§ Your task:
Extract the lines that carry the string "used" from the listing.

## BEGIN

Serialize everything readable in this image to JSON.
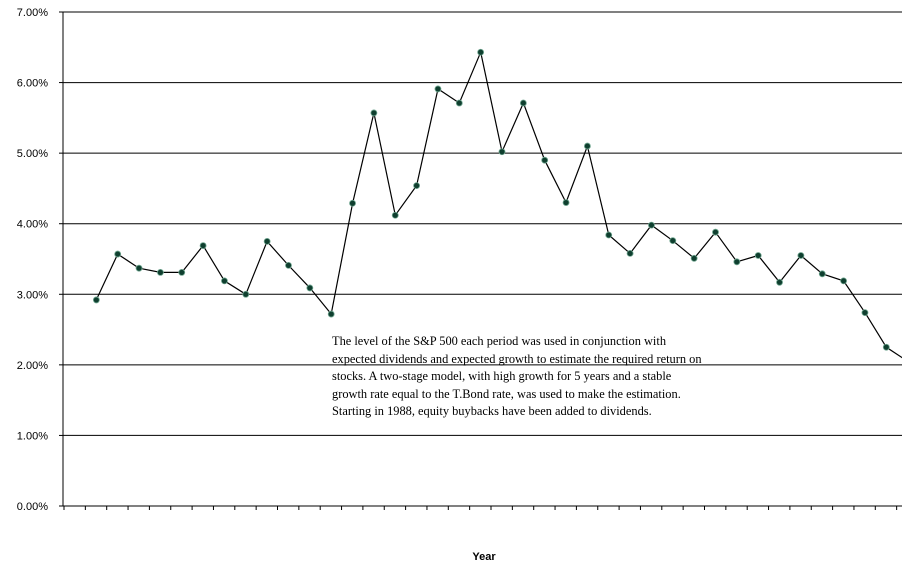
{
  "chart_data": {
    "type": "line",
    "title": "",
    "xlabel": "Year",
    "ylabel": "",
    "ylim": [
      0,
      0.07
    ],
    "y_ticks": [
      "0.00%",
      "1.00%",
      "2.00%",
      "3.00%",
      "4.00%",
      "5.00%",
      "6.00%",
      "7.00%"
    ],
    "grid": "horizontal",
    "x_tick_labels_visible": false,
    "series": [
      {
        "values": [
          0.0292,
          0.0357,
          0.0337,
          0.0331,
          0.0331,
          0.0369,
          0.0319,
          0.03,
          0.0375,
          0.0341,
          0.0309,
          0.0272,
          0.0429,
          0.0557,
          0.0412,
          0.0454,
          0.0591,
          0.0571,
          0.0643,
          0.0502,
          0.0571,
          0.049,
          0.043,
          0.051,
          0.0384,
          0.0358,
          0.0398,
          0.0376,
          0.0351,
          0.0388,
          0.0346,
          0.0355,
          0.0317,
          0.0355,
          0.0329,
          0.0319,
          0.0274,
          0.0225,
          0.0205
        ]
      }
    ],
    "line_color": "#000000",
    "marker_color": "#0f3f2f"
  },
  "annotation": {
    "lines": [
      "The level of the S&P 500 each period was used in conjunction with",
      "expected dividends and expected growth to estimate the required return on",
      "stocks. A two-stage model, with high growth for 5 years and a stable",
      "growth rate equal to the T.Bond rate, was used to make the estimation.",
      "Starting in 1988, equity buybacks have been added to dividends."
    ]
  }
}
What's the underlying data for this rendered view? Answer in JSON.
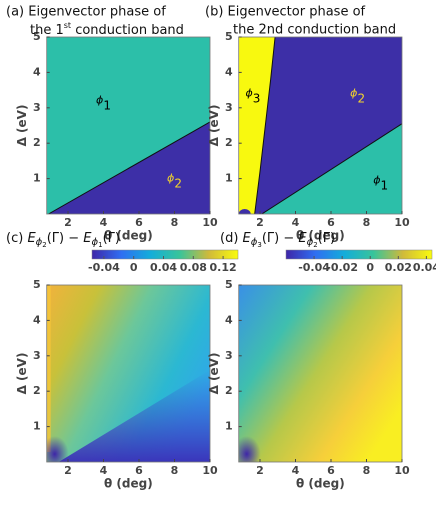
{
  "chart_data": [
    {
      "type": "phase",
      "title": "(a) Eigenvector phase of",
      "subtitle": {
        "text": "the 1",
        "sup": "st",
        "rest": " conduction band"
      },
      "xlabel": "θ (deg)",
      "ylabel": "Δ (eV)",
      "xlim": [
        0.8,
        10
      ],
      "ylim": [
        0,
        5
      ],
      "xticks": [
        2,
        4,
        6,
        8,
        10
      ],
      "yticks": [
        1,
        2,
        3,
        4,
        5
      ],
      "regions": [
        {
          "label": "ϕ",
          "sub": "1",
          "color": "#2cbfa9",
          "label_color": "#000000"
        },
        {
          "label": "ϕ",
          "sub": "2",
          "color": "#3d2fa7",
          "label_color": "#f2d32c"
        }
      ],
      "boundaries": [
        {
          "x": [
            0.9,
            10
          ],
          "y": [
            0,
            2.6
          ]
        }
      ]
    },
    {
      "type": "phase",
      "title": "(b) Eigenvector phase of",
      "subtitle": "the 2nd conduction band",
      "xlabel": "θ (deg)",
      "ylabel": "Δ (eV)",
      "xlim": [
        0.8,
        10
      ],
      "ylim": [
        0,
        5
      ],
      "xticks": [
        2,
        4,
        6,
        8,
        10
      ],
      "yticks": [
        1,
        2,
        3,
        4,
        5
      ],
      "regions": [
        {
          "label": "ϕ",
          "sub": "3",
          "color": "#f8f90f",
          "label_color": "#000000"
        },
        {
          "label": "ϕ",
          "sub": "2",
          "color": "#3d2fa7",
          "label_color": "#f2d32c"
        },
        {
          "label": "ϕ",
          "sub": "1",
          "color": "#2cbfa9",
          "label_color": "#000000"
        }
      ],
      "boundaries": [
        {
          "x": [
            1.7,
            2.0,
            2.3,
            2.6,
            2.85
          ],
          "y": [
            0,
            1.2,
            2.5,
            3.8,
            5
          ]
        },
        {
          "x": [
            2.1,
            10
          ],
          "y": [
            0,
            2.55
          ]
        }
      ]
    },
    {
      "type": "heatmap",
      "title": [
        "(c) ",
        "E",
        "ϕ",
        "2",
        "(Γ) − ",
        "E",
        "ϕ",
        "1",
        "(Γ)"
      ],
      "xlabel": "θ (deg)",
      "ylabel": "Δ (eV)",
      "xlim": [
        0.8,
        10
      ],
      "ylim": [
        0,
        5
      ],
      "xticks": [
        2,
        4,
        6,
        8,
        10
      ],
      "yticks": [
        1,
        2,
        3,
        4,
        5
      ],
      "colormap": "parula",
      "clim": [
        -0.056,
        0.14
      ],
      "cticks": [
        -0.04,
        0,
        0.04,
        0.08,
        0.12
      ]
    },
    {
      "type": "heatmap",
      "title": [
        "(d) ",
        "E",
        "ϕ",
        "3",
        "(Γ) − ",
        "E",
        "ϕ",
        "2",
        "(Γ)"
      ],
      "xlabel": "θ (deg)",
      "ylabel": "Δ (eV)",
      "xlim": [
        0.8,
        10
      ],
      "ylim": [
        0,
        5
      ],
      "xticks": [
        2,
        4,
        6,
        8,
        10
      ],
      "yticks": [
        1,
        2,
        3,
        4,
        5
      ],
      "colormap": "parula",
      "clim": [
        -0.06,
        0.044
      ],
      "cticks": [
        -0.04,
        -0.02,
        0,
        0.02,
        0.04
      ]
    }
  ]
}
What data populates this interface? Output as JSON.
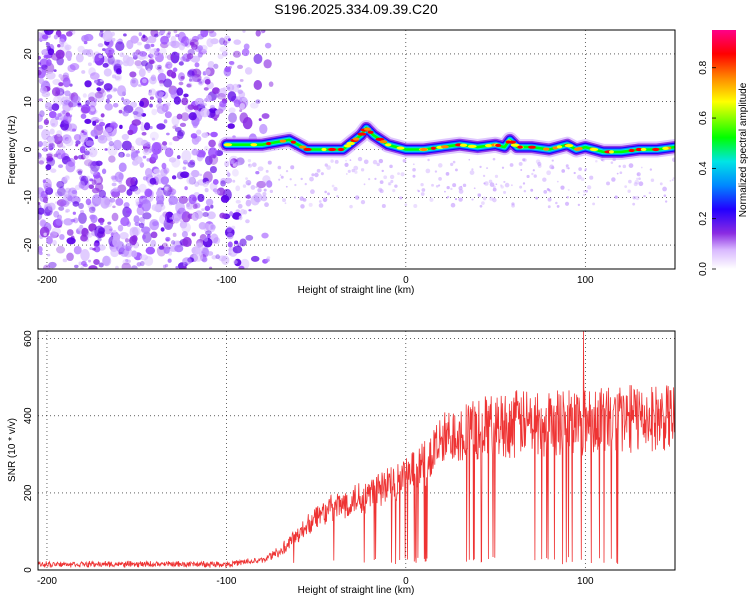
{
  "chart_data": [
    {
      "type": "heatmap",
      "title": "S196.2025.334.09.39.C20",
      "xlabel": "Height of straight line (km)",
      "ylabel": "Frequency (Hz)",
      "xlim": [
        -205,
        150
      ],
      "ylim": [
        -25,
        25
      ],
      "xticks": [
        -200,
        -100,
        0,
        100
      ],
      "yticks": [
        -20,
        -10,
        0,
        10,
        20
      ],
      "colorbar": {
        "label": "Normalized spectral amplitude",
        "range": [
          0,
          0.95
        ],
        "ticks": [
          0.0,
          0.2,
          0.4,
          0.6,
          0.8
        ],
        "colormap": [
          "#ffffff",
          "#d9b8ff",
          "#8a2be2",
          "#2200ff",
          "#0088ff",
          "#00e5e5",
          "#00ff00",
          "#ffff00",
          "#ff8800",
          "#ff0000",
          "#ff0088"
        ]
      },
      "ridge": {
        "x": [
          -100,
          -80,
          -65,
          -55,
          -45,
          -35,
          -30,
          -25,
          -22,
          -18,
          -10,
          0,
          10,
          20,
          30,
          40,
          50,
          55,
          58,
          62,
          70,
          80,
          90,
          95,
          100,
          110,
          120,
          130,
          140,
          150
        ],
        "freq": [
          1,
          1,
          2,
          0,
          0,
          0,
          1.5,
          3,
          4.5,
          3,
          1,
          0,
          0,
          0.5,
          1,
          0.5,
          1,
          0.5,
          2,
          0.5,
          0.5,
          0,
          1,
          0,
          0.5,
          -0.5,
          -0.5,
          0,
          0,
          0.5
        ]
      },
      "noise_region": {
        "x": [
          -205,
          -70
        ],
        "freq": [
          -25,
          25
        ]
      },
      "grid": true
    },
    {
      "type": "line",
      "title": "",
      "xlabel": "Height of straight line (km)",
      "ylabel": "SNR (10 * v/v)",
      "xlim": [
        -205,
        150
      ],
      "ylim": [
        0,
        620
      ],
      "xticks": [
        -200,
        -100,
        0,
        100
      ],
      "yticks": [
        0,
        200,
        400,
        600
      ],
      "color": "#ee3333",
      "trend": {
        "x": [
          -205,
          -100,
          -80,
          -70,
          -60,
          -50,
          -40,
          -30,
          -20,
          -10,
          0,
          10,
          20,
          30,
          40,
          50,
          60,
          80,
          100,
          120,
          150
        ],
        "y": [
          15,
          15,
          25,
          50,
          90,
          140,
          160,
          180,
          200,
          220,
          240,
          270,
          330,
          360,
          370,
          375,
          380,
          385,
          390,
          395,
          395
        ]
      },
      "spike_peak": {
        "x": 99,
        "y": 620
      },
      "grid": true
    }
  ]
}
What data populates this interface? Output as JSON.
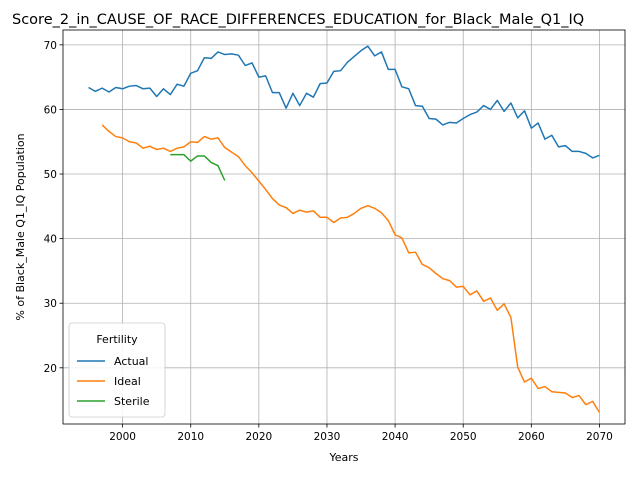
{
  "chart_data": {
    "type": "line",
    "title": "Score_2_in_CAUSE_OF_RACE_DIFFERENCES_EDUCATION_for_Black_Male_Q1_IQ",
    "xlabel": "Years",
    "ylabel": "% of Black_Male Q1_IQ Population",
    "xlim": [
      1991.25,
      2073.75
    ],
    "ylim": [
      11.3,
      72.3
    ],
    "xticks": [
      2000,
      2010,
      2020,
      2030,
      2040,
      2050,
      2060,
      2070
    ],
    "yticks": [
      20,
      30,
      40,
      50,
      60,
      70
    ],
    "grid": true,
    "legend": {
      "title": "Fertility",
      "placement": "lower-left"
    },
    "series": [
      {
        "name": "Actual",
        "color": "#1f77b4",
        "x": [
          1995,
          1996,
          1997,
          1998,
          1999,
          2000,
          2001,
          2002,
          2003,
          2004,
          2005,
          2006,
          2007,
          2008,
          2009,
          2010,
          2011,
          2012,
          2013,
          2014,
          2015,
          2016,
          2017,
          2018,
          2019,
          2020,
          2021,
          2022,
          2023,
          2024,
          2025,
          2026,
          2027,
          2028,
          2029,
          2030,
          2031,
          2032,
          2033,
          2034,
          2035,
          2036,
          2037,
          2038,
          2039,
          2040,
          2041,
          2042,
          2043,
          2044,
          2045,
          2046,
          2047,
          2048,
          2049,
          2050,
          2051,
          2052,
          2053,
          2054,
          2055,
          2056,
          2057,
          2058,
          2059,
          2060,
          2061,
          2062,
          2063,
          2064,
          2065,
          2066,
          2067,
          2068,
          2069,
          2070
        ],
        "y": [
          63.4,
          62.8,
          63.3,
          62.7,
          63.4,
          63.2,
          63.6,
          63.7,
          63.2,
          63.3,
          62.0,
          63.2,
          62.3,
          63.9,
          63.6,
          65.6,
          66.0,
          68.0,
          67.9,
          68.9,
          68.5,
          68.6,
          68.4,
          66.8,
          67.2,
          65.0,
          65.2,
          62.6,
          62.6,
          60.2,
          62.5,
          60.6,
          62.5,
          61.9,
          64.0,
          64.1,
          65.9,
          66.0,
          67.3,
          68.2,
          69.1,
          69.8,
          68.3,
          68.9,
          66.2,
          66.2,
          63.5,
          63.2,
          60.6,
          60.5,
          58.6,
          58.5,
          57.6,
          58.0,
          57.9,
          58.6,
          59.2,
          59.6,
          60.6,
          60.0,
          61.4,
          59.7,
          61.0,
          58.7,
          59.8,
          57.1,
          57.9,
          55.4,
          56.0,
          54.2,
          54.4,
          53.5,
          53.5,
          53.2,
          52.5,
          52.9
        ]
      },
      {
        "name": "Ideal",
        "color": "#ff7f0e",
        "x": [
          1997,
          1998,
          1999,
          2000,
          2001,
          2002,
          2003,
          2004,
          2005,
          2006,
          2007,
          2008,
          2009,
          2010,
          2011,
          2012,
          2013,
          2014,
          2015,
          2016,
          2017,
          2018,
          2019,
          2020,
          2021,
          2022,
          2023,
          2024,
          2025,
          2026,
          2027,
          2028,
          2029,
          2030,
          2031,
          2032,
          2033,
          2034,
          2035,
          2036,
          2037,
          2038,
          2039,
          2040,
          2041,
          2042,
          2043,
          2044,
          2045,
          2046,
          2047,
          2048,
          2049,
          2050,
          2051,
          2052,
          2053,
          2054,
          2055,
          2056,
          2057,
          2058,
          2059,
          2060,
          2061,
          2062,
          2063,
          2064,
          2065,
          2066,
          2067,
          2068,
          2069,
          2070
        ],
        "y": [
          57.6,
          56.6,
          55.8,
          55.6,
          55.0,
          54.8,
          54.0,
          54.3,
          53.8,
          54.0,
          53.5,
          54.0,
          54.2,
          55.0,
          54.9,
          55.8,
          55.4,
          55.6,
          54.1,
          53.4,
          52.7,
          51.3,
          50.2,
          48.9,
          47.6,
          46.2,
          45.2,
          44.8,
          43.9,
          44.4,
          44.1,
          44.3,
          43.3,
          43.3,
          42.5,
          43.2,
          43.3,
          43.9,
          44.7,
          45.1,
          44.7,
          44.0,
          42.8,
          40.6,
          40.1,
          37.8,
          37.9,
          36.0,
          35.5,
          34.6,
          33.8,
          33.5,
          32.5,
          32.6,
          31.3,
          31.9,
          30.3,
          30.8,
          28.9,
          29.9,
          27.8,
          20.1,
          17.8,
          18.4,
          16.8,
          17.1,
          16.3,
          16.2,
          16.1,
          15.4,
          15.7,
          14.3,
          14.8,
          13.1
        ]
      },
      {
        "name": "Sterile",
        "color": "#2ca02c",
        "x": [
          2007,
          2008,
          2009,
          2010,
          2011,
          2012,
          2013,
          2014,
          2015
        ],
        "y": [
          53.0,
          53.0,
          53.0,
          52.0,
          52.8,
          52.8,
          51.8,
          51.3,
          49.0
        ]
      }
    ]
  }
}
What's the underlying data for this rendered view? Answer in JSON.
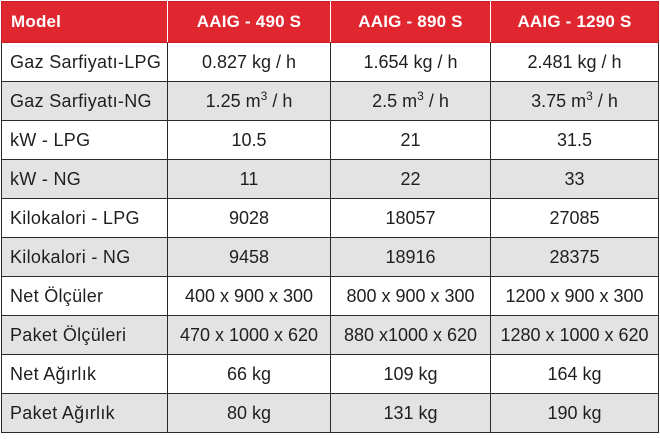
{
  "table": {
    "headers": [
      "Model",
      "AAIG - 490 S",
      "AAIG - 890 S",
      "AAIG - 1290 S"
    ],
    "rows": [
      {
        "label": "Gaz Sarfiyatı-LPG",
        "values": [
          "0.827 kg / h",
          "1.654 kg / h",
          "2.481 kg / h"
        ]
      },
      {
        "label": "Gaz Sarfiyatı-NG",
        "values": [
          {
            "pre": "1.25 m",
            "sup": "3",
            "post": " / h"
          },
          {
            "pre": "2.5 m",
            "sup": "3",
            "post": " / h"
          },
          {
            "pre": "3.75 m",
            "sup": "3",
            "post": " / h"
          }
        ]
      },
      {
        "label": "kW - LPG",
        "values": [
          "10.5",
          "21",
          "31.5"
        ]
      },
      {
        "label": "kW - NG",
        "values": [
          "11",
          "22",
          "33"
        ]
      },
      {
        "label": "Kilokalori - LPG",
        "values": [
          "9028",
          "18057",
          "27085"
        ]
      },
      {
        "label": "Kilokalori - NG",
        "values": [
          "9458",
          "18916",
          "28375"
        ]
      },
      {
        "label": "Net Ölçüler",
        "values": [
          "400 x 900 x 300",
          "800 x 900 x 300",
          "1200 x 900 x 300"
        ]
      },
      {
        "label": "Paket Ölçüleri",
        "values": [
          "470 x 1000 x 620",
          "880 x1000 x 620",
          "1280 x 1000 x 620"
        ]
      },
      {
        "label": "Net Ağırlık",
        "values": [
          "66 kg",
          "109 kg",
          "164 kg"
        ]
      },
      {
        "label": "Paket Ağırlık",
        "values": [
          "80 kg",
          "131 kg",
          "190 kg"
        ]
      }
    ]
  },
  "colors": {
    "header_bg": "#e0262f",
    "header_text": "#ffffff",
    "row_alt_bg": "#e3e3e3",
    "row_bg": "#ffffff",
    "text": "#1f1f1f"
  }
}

## END

§ Complete output:
      "The level of the S&P 500 each period was used in conjunction with",
      "growth rate equal to the T.Bond rate, was used to make the estimation.",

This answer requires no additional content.